## Material
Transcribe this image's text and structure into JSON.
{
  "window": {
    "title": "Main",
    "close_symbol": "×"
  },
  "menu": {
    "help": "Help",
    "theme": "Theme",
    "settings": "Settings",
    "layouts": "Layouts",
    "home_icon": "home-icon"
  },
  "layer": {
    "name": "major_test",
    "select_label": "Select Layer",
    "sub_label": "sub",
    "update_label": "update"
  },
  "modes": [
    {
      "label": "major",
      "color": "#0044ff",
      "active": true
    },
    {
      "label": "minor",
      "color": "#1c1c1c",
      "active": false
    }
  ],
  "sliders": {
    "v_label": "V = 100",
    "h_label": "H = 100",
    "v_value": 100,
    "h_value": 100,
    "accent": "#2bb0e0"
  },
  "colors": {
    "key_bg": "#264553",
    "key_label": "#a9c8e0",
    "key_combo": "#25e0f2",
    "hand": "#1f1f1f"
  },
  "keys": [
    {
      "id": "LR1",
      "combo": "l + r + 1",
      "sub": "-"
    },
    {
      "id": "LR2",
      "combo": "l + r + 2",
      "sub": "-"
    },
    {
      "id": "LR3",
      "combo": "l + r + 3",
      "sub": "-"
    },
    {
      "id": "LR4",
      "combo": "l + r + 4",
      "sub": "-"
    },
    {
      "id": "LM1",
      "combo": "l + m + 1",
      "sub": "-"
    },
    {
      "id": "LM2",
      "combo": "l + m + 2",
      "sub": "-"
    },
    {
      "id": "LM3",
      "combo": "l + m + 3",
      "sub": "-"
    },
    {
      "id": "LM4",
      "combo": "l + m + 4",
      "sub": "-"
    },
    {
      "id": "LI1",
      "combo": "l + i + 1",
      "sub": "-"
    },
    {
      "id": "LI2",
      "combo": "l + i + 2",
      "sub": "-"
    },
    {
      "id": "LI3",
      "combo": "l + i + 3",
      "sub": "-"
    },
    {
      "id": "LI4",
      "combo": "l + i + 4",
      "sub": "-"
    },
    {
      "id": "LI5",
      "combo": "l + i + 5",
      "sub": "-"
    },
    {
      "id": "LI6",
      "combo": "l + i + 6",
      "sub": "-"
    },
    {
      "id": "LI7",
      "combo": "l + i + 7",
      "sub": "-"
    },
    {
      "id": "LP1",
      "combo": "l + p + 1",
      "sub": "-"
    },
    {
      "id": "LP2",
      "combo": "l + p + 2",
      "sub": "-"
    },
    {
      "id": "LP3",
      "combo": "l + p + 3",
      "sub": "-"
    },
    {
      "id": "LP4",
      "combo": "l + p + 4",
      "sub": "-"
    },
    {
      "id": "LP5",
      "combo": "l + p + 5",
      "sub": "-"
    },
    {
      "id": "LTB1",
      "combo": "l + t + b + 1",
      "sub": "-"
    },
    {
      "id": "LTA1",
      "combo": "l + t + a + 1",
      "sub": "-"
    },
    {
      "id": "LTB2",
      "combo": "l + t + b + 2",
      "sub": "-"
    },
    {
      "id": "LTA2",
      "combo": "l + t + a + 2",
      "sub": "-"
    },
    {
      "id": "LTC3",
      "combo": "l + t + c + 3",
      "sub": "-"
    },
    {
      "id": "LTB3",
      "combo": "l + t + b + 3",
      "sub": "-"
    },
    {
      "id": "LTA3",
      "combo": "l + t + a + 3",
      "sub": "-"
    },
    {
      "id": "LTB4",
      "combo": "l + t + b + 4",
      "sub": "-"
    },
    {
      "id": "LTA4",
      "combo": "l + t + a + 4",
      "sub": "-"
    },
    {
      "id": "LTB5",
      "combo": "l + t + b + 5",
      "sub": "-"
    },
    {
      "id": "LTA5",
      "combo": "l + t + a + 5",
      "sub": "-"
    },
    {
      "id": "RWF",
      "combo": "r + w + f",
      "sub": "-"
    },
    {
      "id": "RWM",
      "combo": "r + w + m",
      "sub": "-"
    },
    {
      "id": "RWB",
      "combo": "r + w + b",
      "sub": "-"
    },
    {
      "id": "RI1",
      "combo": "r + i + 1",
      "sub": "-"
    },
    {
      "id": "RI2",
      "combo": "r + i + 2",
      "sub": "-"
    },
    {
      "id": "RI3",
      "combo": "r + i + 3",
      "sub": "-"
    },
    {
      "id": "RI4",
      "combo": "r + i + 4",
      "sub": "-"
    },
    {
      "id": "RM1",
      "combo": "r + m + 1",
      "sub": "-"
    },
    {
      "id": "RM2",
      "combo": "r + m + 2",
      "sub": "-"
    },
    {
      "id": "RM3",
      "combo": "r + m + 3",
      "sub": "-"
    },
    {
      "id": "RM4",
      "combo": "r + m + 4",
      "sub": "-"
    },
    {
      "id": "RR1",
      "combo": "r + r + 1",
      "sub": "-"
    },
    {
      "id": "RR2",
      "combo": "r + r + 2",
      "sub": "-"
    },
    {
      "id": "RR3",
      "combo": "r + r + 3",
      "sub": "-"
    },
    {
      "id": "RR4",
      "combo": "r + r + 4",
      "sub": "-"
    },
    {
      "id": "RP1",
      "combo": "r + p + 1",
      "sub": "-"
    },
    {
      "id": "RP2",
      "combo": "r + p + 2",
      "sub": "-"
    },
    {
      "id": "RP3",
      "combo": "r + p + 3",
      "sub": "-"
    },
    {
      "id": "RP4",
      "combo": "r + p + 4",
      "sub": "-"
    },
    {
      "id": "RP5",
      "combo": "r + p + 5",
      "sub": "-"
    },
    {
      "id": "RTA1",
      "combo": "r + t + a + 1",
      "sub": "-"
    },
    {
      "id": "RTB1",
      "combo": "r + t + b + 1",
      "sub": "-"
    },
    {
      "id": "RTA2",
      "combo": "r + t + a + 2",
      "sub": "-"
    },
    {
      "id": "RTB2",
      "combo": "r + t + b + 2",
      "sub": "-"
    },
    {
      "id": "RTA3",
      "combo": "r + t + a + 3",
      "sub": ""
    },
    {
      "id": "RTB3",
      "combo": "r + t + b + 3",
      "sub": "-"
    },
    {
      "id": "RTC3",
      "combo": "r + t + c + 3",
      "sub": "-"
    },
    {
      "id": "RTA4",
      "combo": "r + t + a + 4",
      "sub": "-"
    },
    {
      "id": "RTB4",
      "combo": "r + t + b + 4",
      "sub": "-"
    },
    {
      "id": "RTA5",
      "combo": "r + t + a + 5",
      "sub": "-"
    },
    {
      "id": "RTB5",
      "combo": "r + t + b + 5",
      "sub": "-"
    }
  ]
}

## What the task asks
Write out the records above again, keeping each one identical to the original.

## Result of the exercise
Transcribe this image's text and structure into JSON.
{
  "window": {
    "title": "Main",
    "close_symbol": "×"
  },
  "menu": {
    "help": "Help",
    "theme": "Theme",
    "settings": "Settings",
    "layouts": "Layouts",
    "home_icon": "home-icon"
  },
  "layer": {
    "name": "major_test",
    "select_label": "Select Layer",
    "sub_label": "sub",
    "update_label": "update"
  },
  "modes": [
    {
      "label": "major",
      "color": "#0044ff",
      "active": true
    },
    {
      "label": "minor",
      "color": "#1c1c1c",
      "active": false
    }
  ],
  "sliders": {
    "v_label": "V = 100",
    "h_label": "H = 100",
    "v_value": 100,
    "h_value": 100,
    "accent": "#2bb0e0"
  },
  "colors": {
    "key_bg": "#264553",
    "key_label": "#a9c8e0",
    "key_combo": "#25e0f2",
    "hand": "#1f1f1f"
  },
  "keys": [
    {
      "id": "LR1",
      "combo": "l + r + 1",
      "sub": "-"
    },
    {
      "id": "LR2",
      "combo": "l + r + 2",
      "sub": "-"
    },
    {
      "id": "LR3",
      "combo": "l + r + 3",
      "sub": "-"
    },
    {
      "id": "LR4",
      "combo": "l + r + 4",
      "sub": "-"
    },
    {
      "id": "LM1",
      "combo": "l + m + 1",
      "sub": "-"
    },
    {
      "id": "LM2",
      "combo": "l + m + 2",
      "sub": "-"
    },
    {
      "id": "LM3",
      "combo": "l + m + 3",
      "sub": "-"
    },
    {
      "id": "LM4",
      "combo": "l + m + 4",
      "sub": "-"
    },
    {
      "id": "LI1",
      "combo": "l + i + 1",
      "sub": "-"
    },
    {
      "id": "LI2",
      "combo": "l + i + 2",
      "sub": "-"
    },
    {
      "id": "LI3",
      "combo": "l + i + 3",
      "sub": "-"
    },
    {
      "id": "LI4",
      "combo": "l + i + 4",
      "sub": "-"
    },
    {
      "id": "LI5",
      "combo": "l + i + 5",
      "sub": "-"
    },
    {
      "id": "LI6",
      "combo": "l + i + 6",
      "sub": "-"
    },
    {
      "id": "LI7",
      "combo": "l + i + 7",
      "sub": "-"
    },
    {
      "id": "LP1",
      "combo": "l + p + 1",
      "sub": "-"
    },
    {
      "id": "LP2",
      "combo": "l + p + 2",
      "sub": "-"
    },
    {
      "id": "LP3",
      "combo": "l + p + 3",
      "sub": "-"
    },
    {
      "id": "LP4",
      "combo": "l + p + 4",
      "sub": "-"
    },
    {
      "id": "LP5",
      "combo": "l + p + 5",
      "sub": "-"
    },
    {
      "id": "LTB1",
      "combo": "l + t + b + 1",
      "sub": "-"
    },
    {
      "id": "LTA1",
      "combo": "l + t + a + 1",
      "sub": "-"
    },
    {
      "id": "LTB2",
      "combo": "l + t + b + 2",
      "sub": "-"
    },
    {
      "id": "LTA2",
      "combo": "l + t + a + 2",
      "sub": "-"
    },
    {
      "id": "LTC3",
      "combo": "l + t + c + 3",
      "sub": "-"
    },
    {
      "id": "LTB3",
      "combo": "l + t + b + 3",
      "sub": "-"
    },
    {
      "id": "LTA3",
      "combo": "l + t + a + 3",
      "sub": "-"
    },
    {
      "id": "LTB4",
      "combo": "l + t + b + 4",
      "sub": "-"
    },
    {
      "id": "LTA4",
      "combo": "l + t + a + 4",
      "sub": "-"
    },
    {
      "id": "LTB5",
      "combo": "l + t + b + 5",
      "sub": "-"
    },
    {
      "id": "LTA5",
      "combo": "l + t + a + 5",
      "sub": "-"
    },
    {
      "id": "RWF",
      "combo": "r + w + f",
      "sub": "-"
    },
    {
      "id": "RWM",
      "combo": "r + w + m",
      "sub": "-"
    },
    {
      "id": "RWB",
      "combo": "r + w + b",
      "sub": "-"
    },
    {
      "id": "RI1",
      "combo": "r + i + 1",
      "sub": "-"
    },
    {
      "id": "RI2",
      "combo": "r + i + 2",
      "sub": "-"
    },
    {
      "id": "RI3",
      "combo": "r + i + 3",
      "sub": "-"
    },
    {
      "id": "RI4",
      "combo": "r + i + 4",
      "sub": "-"
    },
    {
      "id": "RM1",
      "combo": "r + m + 1",
      "sub": "-"
    },
    {
      "id": "RM2",
      "combo": "r + m + 2",
      "sub": "-"
    },
    {
      "id": "RM3",
      "combo": "r + m + 3",
      "sub": "-"
    },
    {
      "id": "RM4",
      "combo": "r + m + 4",
      "sub": "-"
    },
    {
      "id": "RR1",
      "combo": "r + r + 1",
      "sub": "-"
    },
    {
      "id": "RR2",
      "combo": "r + r + 2",
      "sub": "-"
    },
    {
      "id": "RR3",
      "combo": "r + r + 3",
      "sub": "-"
    },
    {
      "id": "RR4",
      "combo": "r + r + 4",
      "sub": "-"
    },
    {
      "id": "RP1",
      "combo": "r + p + 1",
      "sub": "-"
    },
    {
      "id": "RP2",
      "combo": "r + p + 2",
      "sub": "-"
    },
    {
      "id": "RP3",
      "combo": "r + p + 3",
      "sub": "-"
    },
    {
      "id": "RP4",
      "combo": "r + p + 4",
      "sub": "-"
    },
    {
      "id": "RP5",
      "combo": "r + p + 5",
      "sub": "-"
    },
    {
      "id": "RTA1",
      "combo": "r + t + a + 1",
      "sub": "-"
    },
    {
      "id": "RTB1",
      "combo": "r + t + b + 1",
      "sub": "-"
    },
    {
      "id": "RTA2",
      "combo": "r + t + a + 2",
      "sub": "-"
    },
    {
      "id": "RTB2",
      "combo": "r + t + b + 2",
      "sub": "-"
    },
    {
      "id": "RTA3",
      "combo": "r + t + a + 3",
      "sub": ""
    },
    {
      "id": "RTB3",
      "combo": "r + t + b + 3",
      "sub": "-"
    },
    {
      "id": "RTC3",
      "combo": "r + t + c + 3",
      "sub": "-"
    },
    {
      "id": "RTA4",
      "combo": "r + t + a + 4",
      "sub": "-"
    },
    {
      "id": "RTB4",
      "combo": "r + t + b + 4",
      "sub": "-"
    },
    {
      "id": "RTA5",
      "combo": "r + t + a + 5",
      "sub": "-"
    },
    {
      "id": "RTB5",
      "combo": "r + t + b + 5",
      "sub": "-"
    }
  ]
}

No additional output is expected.